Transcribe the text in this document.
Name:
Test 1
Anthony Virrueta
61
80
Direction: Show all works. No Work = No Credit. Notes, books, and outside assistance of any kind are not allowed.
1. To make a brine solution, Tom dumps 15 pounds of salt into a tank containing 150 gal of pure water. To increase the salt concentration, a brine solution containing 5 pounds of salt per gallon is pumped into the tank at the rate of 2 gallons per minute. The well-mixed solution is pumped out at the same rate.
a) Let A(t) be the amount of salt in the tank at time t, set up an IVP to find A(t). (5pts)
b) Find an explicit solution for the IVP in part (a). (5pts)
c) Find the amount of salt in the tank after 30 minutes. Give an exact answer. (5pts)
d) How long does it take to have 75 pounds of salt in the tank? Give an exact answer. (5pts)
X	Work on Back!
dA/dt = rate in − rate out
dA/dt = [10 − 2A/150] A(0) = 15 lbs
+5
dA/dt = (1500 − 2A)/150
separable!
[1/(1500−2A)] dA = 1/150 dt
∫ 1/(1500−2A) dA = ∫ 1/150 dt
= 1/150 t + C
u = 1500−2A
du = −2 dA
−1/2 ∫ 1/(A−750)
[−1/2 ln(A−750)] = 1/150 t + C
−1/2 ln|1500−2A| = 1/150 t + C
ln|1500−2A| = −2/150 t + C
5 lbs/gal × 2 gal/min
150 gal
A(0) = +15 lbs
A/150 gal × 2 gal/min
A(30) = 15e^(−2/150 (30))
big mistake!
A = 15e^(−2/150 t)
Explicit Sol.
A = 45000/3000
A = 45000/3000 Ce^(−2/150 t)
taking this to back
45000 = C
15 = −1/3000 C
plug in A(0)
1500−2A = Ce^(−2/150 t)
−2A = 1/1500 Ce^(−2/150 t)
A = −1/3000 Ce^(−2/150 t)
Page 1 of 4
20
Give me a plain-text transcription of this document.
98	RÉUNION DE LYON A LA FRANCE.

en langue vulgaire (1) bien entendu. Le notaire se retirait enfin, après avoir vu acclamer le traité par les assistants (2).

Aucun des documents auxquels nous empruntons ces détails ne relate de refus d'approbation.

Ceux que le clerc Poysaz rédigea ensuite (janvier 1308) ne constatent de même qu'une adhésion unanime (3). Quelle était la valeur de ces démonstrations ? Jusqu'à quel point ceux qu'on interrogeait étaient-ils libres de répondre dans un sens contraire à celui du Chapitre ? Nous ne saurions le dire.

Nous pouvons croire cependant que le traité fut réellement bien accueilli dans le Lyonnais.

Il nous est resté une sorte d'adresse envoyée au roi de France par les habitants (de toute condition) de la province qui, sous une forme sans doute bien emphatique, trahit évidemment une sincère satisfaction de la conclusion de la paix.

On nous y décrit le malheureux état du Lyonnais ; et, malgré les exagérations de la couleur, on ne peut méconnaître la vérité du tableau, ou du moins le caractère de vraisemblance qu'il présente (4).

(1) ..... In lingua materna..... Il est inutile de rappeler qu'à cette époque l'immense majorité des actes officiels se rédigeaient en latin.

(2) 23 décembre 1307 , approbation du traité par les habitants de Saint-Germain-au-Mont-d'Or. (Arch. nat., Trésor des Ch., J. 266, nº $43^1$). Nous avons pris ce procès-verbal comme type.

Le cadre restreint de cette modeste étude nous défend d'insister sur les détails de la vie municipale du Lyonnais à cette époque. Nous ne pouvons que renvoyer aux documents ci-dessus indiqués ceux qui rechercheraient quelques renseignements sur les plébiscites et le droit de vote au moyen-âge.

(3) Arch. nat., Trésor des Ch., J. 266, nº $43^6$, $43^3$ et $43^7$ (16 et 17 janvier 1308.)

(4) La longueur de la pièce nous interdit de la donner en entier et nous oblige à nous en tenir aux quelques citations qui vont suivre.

_WHAT THE EXERCISE ASKS_: Return each line of the listing that holds the string "exact".

_SOLVED EXERCISE_:
c) Find the amount of salt in the tank after 30 minutes. Give an exact answer. (5pts)
d) How long does it take to have 75 pounds of salt in the tank? Give an exact answer. (5pts)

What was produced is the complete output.